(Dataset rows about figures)
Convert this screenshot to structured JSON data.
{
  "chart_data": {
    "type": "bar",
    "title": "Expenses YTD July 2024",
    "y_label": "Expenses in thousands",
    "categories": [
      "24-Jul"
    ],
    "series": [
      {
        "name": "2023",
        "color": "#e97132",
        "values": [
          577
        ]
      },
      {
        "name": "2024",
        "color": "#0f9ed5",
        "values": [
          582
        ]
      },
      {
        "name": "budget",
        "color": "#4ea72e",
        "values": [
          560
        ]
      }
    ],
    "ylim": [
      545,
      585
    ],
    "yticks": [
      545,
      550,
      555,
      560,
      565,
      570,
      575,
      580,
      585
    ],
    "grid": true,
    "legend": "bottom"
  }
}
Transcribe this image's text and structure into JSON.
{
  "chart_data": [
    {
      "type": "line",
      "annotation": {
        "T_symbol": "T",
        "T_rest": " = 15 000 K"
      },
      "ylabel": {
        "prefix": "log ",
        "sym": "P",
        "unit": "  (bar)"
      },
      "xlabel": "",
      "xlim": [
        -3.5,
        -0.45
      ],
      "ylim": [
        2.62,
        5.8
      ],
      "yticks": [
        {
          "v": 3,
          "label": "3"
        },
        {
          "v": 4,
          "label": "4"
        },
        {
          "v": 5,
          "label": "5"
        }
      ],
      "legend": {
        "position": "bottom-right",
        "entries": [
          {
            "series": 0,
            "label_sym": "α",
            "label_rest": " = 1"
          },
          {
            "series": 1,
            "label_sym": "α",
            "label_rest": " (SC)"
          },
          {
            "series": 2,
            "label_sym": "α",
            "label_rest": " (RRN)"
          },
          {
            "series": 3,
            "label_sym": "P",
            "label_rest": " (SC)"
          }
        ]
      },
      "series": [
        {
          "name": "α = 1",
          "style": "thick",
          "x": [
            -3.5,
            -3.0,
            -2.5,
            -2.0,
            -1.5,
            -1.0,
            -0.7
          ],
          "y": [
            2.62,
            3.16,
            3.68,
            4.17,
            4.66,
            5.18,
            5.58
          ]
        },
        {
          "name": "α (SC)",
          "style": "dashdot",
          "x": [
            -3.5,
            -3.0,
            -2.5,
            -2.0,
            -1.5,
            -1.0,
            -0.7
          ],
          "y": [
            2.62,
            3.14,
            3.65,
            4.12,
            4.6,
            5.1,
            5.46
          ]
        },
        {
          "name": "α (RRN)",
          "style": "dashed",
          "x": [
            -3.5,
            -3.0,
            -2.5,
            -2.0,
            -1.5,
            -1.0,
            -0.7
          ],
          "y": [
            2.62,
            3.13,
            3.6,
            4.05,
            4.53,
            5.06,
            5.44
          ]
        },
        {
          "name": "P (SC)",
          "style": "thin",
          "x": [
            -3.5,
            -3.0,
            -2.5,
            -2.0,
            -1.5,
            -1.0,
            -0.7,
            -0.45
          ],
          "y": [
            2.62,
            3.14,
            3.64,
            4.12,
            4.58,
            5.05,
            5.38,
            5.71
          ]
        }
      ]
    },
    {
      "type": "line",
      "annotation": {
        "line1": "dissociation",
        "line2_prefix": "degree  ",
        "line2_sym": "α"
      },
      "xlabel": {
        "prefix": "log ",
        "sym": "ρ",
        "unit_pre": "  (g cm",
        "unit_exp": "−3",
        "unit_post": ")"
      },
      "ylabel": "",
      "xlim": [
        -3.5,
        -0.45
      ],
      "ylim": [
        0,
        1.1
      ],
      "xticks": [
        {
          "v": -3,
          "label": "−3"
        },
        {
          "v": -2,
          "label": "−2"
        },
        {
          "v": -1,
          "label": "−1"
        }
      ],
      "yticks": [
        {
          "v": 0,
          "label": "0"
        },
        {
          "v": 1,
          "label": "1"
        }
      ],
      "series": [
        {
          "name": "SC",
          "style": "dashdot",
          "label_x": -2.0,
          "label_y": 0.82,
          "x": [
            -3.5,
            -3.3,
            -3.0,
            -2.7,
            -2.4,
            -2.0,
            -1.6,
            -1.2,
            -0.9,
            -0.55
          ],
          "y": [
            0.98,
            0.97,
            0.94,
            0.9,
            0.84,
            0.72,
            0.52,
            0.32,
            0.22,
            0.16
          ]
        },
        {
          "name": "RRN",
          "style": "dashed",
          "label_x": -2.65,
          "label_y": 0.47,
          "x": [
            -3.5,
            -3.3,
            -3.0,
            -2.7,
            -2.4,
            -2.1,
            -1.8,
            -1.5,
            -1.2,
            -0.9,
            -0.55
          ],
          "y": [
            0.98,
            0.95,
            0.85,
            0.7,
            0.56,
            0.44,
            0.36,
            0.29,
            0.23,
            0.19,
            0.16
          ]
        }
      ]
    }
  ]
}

==

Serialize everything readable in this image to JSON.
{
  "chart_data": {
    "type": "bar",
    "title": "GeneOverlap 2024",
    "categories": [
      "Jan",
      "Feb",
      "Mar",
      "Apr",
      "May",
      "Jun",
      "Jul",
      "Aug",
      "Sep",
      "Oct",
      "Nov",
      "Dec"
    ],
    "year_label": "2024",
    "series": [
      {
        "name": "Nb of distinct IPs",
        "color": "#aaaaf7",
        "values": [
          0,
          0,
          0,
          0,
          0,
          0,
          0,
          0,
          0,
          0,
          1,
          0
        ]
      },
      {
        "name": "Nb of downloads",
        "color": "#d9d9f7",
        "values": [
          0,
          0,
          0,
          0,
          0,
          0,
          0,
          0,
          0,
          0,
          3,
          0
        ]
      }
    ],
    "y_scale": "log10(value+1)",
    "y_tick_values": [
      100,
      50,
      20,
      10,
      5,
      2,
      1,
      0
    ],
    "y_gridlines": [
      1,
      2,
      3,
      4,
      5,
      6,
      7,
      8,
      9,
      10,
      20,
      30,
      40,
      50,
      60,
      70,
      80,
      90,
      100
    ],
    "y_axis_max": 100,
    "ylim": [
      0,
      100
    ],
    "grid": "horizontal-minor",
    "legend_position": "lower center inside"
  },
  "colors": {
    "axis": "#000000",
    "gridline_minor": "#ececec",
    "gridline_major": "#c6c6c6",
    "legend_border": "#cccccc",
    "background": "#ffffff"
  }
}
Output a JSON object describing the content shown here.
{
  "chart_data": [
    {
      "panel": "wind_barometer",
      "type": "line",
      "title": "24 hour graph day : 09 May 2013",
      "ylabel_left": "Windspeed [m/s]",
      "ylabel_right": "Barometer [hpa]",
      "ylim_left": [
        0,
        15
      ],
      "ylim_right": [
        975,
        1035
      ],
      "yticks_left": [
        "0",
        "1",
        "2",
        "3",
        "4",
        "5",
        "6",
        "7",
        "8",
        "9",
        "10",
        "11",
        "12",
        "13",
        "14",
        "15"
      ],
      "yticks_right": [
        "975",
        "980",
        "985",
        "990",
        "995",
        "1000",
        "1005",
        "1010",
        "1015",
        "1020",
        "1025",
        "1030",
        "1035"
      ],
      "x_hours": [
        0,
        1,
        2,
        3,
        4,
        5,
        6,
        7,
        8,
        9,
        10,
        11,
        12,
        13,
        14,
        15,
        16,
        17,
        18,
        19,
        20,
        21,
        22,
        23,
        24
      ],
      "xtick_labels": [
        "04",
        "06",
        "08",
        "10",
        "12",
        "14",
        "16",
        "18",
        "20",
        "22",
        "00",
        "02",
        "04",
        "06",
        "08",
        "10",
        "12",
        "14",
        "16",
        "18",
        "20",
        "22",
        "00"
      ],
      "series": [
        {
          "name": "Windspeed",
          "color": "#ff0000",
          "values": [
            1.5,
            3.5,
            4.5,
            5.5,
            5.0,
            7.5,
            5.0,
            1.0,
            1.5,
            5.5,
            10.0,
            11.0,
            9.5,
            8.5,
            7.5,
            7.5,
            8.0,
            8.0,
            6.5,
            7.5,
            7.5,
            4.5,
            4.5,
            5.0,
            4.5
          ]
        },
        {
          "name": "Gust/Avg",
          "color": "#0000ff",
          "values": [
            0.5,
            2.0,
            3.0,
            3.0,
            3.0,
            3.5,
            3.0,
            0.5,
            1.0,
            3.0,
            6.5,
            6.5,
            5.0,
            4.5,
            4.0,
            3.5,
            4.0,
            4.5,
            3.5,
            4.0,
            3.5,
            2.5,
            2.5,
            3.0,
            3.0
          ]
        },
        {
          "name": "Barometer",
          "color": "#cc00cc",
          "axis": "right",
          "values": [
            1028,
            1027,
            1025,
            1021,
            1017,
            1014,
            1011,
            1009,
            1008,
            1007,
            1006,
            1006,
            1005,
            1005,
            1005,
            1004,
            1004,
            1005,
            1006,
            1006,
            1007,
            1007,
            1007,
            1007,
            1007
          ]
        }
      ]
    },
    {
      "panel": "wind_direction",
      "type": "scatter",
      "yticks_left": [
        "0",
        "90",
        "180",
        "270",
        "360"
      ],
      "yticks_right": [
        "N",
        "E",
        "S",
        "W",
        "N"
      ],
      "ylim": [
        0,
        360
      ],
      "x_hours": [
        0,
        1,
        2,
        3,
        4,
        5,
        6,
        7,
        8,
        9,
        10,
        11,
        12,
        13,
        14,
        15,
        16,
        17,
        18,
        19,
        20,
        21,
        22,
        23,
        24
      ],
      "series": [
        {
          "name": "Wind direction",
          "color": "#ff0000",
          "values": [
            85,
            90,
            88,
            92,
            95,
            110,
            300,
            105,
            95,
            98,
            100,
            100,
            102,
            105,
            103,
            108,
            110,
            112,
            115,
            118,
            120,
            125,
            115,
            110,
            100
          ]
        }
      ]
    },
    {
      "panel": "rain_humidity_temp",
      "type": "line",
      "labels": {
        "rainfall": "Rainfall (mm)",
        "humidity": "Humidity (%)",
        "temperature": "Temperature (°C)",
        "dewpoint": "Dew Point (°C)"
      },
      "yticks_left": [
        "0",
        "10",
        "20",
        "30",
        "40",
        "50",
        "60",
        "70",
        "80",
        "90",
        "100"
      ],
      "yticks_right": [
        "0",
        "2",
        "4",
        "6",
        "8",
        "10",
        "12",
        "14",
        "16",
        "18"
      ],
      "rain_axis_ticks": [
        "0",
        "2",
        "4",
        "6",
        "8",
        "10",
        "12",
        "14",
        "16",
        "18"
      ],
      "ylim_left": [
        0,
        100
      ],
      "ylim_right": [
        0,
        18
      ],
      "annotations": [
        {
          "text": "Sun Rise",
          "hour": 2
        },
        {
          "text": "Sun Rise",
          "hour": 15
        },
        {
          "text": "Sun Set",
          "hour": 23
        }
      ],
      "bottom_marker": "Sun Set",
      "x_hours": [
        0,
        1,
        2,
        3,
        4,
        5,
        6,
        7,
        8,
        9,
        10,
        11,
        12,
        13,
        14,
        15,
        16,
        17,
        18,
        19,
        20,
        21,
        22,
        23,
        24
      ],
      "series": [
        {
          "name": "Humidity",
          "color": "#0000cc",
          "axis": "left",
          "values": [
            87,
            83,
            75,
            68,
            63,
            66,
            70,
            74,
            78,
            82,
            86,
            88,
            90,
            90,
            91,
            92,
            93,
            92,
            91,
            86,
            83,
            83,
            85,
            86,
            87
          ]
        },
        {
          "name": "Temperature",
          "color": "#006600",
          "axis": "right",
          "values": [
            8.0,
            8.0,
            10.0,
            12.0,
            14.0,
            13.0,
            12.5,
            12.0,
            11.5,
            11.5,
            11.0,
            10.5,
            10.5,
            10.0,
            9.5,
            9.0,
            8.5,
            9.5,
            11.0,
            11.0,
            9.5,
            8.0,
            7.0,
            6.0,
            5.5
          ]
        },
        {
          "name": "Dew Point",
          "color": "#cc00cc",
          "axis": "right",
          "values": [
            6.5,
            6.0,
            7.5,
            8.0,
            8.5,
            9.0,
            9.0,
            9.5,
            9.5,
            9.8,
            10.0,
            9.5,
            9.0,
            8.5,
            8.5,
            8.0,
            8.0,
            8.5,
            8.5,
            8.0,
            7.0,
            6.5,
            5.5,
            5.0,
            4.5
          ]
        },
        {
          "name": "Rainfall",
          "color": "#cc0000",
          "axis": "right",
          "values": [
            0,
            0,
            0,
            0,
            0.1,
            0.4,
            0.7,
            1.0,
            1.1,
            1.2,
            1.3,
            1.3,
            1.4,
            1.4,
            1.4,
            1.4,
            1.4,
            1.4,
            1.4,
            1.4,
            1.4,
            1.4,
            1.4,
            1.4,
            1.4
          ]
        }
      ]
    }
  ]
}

...

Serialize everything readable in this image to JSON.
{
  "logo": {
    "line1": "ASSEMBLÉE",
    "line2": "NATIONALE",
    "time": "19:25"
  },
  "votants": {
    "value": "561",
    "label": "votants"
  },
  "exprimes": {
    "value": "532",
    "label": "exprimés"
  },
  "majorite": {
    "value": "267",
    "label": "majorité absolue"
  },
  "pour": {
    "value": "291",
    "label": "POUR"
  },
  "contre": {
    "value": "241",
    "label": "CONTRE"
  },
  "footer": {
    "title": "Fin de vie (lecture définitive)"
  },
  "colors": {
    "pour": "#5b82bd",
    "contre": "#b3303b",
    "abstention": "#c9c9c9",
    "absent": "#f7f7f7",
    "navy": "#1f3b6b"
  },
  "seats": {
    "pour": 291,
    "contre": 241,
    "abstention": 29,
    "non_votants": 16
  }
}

▶ _WHAT TO DO_
Copy in full each line that holds the word "JSON".

▶ _TASK RESULT_
Convert this screenshot to structured JSON data.
Transcribe this image's text and structure into JSON.
Serialize everything readable in this image to JSON.
Output a JSON object describing the content shown here.
Serialize everything readable in this image to JSON.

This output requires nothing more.